**Short exercise**
Copy out the records in full, word for word, without pictures.

☆ ☆ ☆ ☆ ☆

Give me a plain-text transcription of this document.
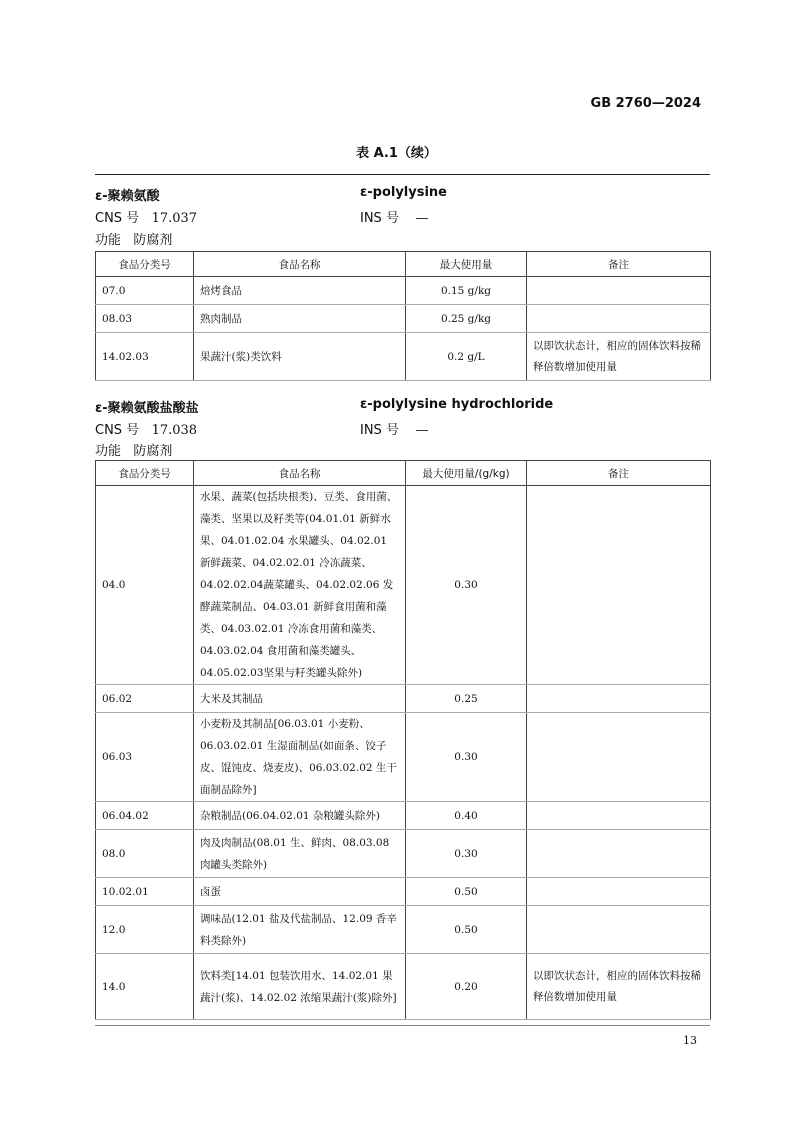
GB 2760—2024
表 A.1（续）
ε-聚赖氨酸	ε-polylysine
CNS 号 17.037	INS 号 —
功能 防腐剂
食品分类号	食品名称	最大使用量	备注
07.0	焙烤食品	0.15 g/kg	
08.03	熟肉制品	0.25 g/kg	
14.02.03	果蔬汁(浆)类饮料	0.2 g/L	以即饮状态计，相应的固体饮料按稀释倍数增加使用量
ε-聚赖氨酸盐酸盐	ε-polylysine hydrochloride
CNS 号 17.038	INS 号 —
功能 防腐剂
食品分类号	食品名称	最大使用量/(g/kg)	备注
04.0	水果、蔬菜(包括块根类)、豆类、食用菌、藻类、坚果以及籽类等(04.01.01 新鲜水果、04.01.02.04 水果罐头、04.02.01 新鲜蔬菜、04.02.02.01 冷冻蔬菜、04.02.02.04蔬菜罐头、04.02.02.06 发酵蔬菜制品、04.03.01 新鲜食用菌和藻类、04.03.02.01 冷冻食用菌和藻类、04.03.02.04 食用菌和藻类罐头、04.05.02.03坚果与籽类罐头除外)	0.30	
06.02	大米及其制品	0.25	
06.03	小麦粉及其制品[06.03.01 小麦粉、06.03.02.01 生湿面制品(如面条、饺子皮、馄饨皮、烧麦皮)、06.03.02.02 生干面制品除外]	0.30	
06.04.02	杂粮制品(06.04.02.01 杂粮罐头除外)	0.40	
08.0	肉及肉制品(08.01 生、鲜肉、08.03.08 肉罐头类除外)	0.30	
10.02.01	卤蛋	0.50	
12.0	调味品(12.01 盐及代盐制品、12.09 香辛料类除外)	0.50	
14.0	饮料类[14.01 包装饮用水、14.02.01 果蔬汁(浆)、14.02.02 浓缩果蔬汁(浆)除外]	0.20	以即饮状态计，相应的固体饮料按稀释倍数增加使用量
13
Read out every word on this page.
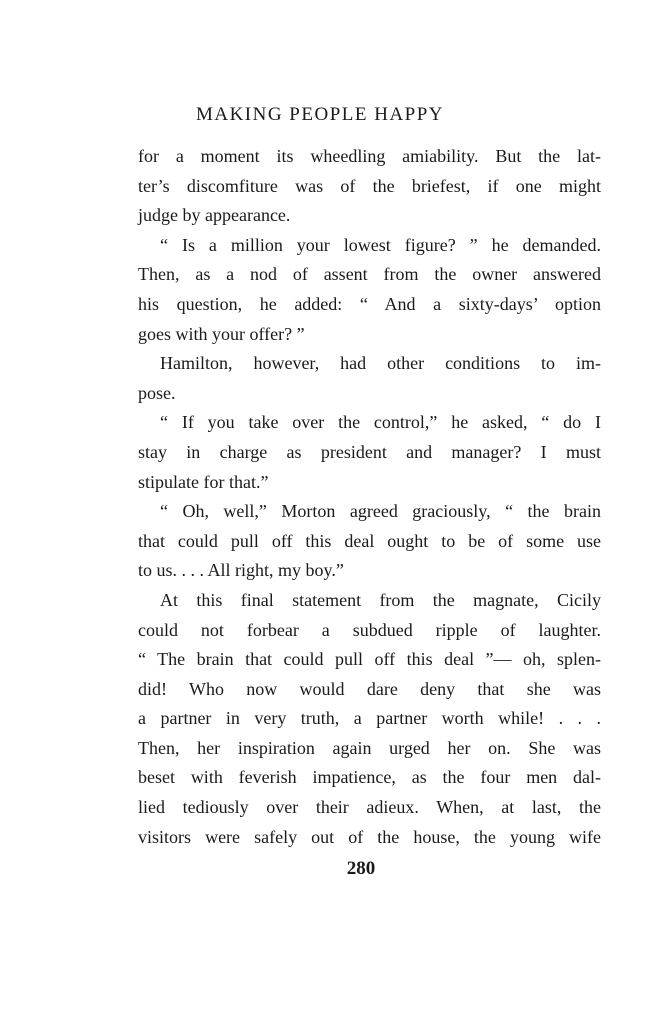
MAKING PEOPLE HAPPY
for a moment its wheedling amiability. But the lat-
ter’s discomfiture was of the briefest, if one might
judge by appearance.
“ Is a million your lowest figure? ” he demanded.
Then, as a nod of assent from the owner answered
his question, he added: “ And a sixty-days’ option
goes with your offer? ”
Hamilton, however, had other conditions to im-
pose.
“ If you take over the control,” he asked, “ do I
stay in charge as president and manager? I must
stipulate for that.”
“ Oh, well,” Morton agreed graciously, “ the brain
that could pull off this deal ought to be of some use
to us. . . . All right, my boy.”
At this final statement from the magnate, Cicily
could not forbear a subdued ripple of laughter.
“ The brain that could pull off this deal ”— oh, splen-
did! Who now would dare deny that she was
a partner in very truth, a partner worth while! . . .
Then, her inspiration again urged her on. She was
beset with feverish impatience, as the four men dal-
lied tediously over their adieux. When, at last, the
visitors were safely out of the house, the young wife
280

☆ ☆ ☆ ☆ ☆

**The output**
Give me a plain-text transcription of this document.
GB 2760—2024
表 A.1（续）
ε-聚赖氨酸	ε-polylysine
CNS 号 17.037	INS 号 —
功能 防腐剂
食品分类号	食品名称	最大使用量	备注
07.0	焙烤食品	0.15 g/kg	
08.03	熟肉制品	0.25 g/kg	
14.02.03	果蔬汁(浆)类饮料	0.2 g/L	以即饮状态计，相应的固体饮料按稀释倍数增加使用量
ε-聚赖氨酸盐酸盐	ε-polylysine hydrochloride
CNS 号 17.038	INS 号 —
功能 防腐剂
食品分类号	食品名称	最大使用量/(g/kg)	备注
04.0	水果、蔬菜(包括块根类)、豆类、食用菌、藻类、坚果以及籽类等(04.01.01 新鲜水果、04.01.02.04 水果罐头、04.02.01 新鲜蔬菜、04.02.02.01 冷冻蔬菜、04.02.02.04蔬菜罐头、04.02.02.06 发酵蔬菜制品、04.03.01 新鲜食用菌和藻类、04.03.02.01 冷冻食用菌和藻类、04.03.02.04 食用菌和藻类罐头、04.05.02.03坚果与籽类罐头除外)	0.30	
06.02	大米及其制品	0.25	
06.03	小麦粉及其制品[06.03.01 小麦粉、06.03.02.01 生湿面制品(如面条、饺子皮、馄饨皮、烧麦皮)、06.03.02.02 生干面制品除外]	0.30	
06.04.02	杂粮制品(06.04.02.01 杂粮罐头除外)	0.40	
08.0	肉及肉制品(08.01 生、鲜肉、08.03.08 肉罐头类除外)	0.30	
10.02.01	卤蛋	0.50	
12.0	调味品(12.01 盐及代盐制品、12.09 香辛料类除外)	0.50	
14.0	饮料类[14.01 包装饮用水、14.02.01 果蔬汁(浆)、14.02.02 浓缩果蔬汁(浆)除外]	0.20	以即饮状态计，相应的固体饮料按稀释倍数增加使用量
13
Read out every word on this page.
MAKING PEOPLE HAPPY
for a moment its wheedling amiability. But the lat-
ter’s discomfiture was of the briefest, if one might
judge by appearance.
“ Is a million your lowest figure? ” he demanded.
Then, as a nod of assent from the owner answered
his question, he added: “ And a sixty-days’ option
goes with your offer? ”
Hamilton, however, had other conditions to im-
pose.
“ If you take over the control,” he asked, “ do I
stay in charge as president and manager? I must
stipulate for that.”
“ Oh, well,” Morton agreed graciously, “ the brain
that could pull off this deal ought to be of some use
to us. . . . All right, my boy.”
At this final statement from the magnate, Cicily
could not forbear a subdued ripple of laughter.
“ The brain that could pull off this deal ”— oh, splen-
did! Who now would dare deny that she was
a partner in very truth, a partner worth while! . . .
Then, her inspiration again urged her on. She was
beset with feverish impatience, as the four men dal-
lied tediously over their adieux. When, at last, the
visitors were safely out of the house, the young wife
280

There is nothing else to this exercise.